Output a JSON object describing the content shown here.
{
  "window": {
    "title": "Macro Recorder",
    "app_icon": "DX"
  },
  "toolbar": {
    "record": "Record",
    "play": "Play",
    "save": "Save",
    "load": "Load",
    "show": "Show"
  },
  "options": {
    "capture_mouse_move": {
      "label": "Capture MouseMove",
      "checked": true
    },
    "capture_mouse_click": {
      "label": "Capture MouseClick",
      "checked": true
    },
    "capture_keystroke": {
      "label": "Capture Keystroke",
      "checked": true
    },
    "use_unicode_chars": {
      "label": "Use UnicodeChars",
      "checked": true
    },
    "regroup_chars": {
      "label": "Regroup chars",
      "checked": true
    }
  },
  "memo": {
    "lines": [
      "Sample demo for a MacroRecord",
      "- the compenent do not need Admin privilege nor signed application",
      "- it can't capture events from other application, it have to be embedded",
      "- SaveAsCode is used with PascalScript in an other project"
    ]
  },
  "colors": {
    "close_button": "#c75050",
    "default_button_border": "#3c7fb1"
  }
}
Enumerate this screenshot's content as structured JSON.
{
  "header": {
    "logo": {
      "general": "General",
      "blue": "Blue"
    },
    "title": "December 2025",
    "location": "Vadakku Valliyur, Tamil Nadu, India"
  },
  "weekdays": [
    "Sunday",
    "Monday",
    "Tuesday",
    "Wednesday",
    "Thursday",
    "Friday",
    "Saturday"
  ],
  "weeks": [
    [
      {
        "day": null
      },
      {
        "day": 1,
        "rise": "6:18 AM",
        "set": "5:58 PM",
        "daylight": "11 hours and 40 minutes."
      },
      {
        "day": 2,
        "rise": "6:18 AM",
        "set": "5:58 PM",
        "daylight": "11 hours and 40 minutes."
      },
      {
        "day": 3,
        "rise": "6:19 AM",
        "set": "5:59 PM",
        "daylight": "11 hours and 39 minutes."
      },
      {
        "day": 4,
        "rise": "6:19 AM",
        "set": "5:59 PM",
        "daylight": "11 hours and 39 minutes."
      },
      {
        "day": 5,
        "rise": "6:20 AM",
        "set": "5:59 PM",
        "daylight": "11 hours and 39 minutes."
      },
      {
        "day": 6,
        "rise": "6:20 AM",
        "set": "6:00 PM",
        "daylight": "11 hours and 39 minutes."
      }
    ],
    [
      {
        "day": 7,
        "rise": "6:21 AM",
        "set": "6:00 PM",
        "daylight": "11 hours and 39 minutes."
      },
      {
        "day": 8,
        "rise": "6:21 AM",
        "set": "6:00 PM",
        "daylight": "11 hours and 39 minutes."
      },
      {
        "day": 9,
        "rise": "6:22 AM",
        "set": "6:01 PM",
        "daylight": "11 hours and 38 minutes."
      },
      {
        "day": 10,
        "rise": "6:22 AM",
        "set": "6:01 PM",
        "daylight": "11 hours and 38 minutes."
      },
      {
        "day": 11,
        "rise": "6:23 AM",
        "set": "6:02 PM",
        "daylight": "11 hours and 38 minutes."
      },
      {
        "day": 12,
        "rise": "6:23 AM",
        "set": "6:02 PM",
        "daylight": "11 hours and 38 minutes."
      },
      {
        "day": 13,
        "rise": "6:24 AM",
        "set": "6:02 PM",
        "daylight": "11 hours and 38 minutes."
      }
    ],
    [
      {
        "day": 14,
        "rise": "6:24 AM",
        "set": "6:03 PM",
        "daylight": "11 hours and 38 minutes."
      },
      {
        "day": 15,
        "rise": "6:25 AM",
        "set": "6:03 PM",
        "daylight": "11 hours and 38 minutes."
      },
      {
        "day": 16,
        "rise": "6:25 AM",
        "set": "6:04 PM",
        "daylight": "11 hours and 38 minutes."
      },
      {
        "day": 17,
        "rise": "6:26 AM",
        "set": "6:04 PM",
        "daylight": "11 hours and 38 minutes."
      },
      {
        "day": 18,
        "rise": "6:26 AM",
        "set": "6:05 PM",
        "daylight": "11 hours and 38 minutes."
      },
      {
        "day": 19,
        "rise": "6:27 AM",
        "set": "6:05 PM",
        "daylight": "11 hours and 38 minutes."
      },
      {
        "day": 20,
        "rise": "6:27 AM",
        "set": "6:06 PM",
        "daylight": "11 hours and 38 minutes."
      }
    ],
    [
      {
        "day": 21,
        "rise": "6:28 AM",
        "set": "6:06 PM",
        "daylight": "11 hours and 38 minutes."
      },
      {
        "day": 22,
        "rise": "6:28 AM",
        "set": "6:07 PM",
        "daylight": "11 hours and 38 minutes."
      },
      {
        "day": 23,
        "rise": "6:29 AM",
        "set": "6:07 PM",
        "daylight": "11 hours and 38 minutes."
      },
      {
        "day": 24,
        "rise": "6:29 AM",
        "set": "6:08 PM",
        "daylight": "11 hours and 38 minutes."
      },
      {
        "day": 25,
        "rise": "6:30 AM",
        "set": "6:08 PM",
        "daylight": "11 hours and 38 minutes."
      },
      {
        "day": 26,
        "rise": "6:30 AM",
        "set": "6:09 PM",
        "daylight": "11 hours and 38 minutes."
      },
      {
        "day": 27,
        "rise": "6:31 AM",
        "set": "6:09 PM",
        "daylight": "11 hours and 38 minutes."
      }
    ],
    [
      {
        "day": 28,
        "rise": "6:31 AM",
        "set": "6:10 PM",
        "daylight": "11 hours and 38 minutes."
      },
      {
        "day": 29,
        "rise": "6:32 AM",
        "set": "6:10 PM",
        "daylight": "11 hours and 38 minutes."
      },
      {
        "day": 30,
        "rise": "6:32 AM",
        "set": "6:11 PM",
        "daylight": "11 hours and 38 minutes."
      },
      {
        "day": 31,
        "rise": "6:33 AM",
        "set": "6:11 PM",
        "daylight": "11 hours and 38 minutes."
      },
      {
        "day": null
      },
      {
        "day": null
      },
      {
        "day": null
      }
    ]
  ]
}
■ ■ ■ ■ ■ ■ ■
**Stated task:** All lines in the data that contain the word "title" should be copied.

**Full response:**
    "title": "Macro Recorder",
    "title": "December 2025",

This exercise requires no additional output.